● TASK TO COMPLETE: Search the data for the word "fVECs" and copy every line that contains it.

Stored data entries
########
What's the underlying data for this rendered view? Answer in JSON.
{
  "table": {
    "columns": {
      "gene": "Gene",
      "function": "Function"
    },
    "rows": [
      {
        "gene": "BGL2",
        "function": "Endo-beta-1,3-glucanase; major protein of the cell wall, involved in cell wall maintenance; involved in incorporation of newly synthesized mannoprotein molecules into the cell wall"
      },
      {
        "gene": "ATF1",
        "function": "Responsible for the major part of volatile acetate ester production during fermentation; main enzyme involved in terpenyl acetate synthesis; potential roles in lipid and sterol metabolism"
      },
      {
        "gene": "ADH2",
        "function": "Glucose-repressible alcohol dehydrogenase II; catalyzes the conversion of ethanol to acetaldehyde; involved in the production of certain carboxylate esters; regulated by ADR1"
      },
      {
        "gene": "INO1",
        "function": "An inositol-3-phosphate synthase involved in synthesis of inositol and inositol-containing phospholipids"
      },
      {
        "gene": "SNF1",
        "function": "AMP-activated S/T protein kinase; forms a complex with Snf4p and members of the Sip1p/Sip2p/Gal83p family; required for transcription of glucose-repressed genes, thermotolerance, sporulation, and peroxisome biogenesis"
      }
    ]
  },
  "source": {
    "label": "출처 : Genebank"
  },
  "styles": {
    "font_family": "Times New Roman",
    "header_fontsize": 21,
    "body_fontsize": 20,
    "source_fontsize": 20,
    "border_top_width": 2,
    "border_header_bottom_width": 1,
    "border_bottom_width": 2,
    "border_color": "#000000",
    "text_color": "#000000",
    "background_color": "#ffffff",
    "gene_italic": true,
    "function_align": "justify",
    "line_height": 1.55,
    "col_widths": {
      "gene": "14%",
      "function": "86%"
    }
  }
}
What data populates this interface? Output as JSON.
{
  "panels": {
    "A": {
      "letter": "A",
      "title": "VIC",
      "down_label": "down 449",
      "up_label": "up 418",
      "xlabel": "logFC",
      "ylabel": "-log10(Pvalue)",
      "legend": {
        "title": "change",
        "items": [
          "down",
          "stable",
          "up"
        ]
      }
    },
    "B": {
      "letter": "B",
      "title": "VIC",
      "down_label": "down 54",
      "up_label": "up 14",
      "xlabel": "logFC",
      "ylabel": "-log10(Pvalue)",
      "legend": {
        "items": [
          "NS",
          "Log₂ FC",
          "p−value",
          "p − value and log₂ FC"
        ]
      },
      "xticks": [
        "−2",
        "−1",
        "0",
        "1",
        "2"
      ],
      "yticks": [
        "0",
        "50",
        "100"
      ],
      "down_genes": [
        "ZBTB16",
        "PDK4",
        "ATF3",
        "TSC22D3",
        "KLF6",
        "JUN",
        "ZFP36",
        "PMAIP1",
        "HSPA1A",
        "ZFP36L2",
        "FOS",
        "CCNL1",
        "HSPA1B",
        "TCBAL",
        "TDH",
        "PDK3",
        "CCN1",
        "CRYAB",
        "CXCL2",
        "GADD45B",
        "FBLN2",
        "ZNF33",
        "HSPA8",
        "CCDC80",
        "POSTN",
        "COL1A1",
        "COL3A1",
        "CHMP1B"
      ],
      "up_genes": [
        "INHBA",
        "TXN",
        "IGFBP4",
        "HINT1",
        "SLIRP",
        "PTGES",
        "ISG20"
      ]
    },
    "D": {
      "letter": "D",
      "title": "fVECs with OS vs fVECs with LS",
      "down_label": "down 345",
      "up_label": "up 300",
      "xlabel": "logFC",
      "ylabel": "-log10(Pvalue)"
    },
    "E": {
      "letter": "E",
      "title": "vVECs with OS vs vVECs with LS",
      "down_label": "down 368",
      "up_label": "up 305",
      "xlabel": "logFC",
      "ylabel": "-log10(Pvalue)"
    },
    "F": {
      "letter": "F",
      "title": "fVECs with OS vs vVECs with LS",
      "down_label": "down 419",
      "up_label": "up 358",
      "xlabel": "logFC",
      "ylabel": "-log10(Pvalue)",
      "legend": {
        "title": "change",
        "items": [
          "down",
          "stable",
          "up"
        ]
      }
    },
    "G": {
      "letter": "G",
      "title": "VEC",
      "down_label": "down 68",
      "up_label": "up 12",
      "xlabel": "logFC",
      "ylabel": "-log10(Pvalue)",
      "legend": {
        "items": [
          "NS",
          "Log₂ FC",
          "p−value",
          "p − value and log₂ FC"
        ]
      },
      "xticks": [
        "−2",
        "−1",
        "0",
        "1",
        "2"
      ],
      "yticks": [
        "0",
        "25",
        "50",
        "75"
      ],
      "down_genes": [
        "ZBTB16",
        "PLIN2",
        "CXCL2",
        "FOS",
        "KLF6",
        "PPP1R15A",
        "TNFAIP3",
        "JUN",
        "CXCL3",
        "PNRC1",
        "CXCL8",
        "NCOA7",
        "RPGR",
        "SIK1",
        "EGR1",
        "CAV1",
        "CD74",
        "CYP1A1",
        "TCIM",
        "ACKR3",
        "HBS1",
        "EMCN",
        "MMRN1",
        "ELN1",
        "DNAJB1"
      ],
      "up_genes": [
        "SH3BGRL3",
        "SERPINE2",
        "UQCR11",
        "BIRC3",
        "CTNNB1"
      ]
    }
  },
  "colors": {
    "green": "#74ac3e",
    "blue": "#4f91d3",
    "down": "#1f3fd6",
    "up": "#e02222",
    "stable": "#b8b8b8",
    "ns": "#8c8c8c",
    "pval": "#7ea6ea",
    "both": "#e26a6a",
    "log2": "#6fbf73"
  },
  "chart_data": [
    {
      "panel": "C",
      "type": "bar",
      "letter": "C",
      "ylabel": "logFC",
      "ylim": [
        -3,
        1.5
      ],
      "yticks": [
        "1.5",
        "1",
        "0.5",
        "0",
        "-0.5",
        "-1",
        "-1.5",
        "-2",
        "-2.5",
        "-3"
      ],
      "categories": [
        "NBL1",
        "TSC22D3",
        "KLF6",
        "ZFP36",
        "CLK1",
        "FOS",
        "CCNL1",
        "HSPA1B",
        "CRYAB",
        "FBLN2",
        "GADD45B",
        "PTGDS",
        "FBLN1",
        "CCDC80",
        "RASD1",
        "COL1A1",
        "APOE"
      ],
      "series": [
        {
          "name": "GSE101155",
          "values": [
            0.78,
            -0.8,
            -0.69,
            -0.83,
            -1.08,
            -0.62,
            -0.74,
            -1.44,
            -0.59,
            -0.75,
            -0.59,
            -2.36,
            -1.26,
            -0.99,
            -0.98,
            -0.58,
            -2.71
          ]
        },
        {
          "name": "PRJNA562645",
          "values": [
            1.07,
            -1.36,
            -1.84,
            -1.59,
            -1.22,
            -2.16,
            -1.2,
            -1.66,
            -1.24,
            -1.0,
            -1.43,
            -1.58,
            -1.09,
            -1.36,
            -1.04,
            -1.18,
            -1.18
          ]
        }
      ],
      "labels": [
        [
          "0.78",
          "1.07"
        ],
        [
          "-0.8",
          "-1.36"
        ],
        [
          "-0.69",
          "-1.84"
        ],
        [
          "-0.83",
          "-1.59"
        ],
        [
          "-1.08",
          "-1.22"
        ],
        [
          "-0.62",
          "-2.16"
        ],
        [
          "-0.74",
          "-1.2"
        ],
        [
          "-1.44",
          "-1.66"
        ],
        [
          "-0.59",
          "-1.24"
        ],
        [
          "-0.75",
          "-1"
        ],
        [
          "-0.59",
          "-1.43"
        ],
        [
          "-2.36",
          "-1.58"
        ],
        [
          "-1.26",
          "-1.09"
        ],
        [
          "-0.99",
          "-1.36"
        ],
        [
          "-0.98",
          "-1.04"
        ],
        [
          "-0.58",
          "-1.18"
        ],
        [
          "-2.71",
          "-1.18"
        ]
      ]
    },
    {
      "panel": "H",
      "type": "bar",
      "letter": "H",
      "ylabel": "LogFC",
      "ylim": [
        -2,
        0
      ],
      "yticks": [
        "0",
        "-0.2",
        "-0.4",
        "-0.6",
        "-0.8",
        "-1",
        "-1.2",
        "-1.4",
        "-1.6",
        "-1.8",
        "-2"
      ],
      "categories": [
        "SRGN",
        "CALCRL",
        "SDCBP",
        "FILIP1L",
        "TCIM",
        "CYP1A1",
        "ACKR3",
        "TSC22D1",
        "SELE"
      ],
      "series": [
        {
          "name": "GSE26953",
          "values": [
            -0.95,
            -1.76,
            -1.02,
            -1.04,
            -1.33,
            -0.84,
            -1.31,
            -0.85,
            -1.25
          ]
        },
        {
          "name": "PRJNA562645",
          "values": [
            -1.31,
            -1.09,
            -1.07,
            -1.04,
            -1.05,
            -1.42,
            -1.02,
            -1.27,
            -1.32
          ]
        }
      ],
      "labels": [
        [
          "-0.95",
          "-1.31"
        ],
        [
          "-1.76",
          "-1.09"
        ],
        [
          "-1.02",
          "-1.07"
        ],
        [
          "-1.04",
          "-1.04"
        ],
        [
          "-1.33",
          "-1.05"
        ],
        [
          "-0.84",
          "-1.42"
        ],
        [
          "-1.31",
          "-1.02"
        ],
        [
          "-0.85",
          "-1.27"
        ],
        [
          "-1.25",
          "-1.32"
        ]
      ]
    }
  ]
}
########
● ANSWER BELOW:
      "title": "fVECs with OS vs fVECs with LS",
      "title": "fVECs with OS vs vVECs with LS",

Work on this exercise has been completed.